**PROBLEM DETAILS:**
Transcribe the listing that follows in full, omitting pictures.

[Items from a data source]
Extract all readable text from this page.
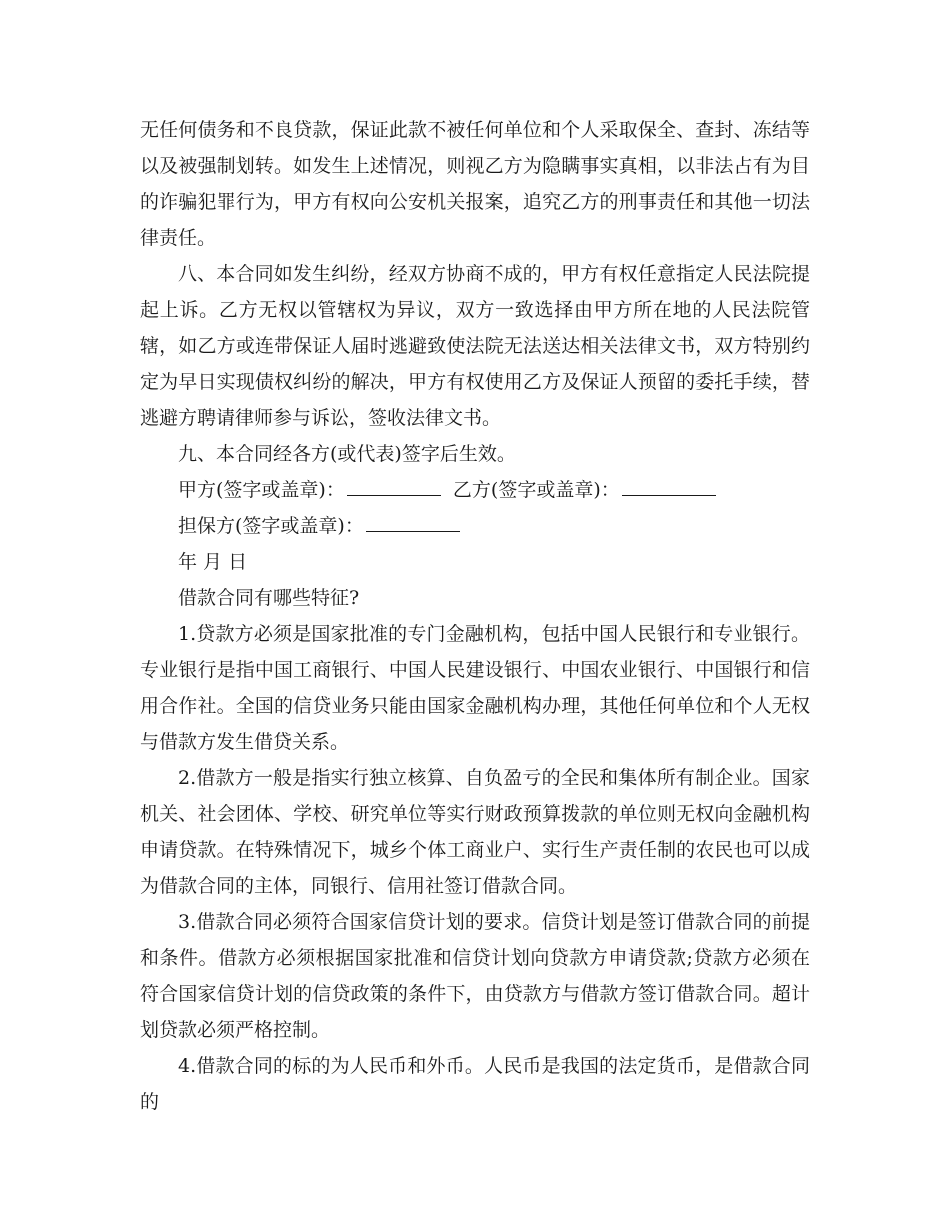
无任何债务和不良贷款，保证此款不被任何单位和个人采取保全、查封、冻结等以及被强制划转。如发生上述情况，则视乙方为隐瞒事实真相，以非法占有为目的诈骗犯罪行为，甲方有权向公安机关报案，追究乙方的刑事责任和其他一切法律责任。

八、本合同如发生纠纷，经双方协商不成的，甲方有权任意指定人民法院提起上诉。乙方无权以管辖权为异议，双方一致选择由甲方所在地的人民法院管辖，如乙方或连带保证人届时逃避致使法院无法送达相关法律文书，双方特别约定为早日实现债权纠纷的解决，甲方有权使用乙方及保证人预留的委托手续，替逃避方聘请律师参与诉讼，签收法律文书。

九、本合同经各方(或代表)签字后生效。

甲方(签字或盖章)：	乙方(签字或盖章)：

担保方(签字或盖章)：

年 月 日

借款合同有哪些特征?

1.贷款方必须是国家批准的专门金融机构，包括中国人民银行和专业银行。专业银行是指中国工商银行、中国人民建设银行、中国农业银行、中国银行和信用合作社。全国的信贷业务只能由国家金融机构办理，其他任何单位和个人无权与借款方发生借贷关系。

2.借款方一般是指实行独立核算、自负盈亏的全民和集体所有制企业。国家机关、社会团体、学校、研究单位等实行财政预算拨款的单位则无权向金融机构申请贷款。在特殊情况下，城乡个体工商业户、实行生产责任制的农民也可以成为借款合同的主体，同银行、信用社签订借款合同。

3.借款合同必须符合国家信贷计划的要求。信贷计划是签订借款合同的前提和条件。借款方必须根据国家批准和信贷计划向贷款方申请贷款;贷款方必须在符合国家信贷计划的信贷政策的条件下，由贷款方与借款方签订借款合同。超计划贷款必须严格控制。

4.借款合同的标的为人民币和外币。人民币是我国的法定货币，是借款合同的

**SOLUTION FOR THIS TASK:**
Extract all readable text from this page.
无任何债务和不良贷款，保证此款不被任何单位和个人采取保全、查封、冻结等以及被强制划转。如发生上述情况，则视乙方为隐瞒事实真相，以非法占有为目的诈骗犯罪行为，甲方有权向公安机关报案，追究乙方的刑事责任和其他一切法律责任。

八、本合同如发生纠纷，经双方协商不成的，甲方有权任意指定人民法院提起上诉。乙方无权以管辖权为异议，双方一致选择由甲方所在地的人民法院管辖，如乙方或连带保证人届时逃避致使法院无法送达相关法律文书，双方特别约定为早日实现债权纠纷的解决，甲方有权使用乙方及保证人预留的委托手续，替逃避方聘请律师参与诉讼，签收法律文书。

九、本合同经各方(或代表)签字后生效。

甲方(签字或盖章)：	乙方(签字或盖章)：

担保方(签字或盖章)：

年 月 日

借款合同有哪些特征?

1.贷款方必须是国家批准的专门金融机构，包括中国人民银行和专业银行。专业银行是指中国工商银行、中国人民建设银行、中国农业银行、中国银行和信用合作社。全国的信贷业务只能由国家金融机构办理，其他任何单位和个人无权与借款方发生借贷关系。

2.借款方一般是指实行独立核算、自负盈亏的全民和集体所有制企业。国家机关、社会团体、学校、研究单位等实行财政预算拨款的单位则无权向金融机构申请贷款。在特殊情况下，城乡个体工商业户、实行生产责任制的农民也可以成为借款合同的主体，同银行、信用社签订借款合同。

3.借款合同必须符合国家信贷计划的要求。信贷计划是签订借款合同的前提和条件。借款方必须根据国家批准和信贷计划向贷款方申请贷款;贷款方必须在符合国家信贷计划的信贷政策的条件下，由贷款方与借款方签订借款合同。超计划贷款必须严格控制。

4.借款合同的标的为人民币和外币。人民币是我国的法定货币，是借款合同的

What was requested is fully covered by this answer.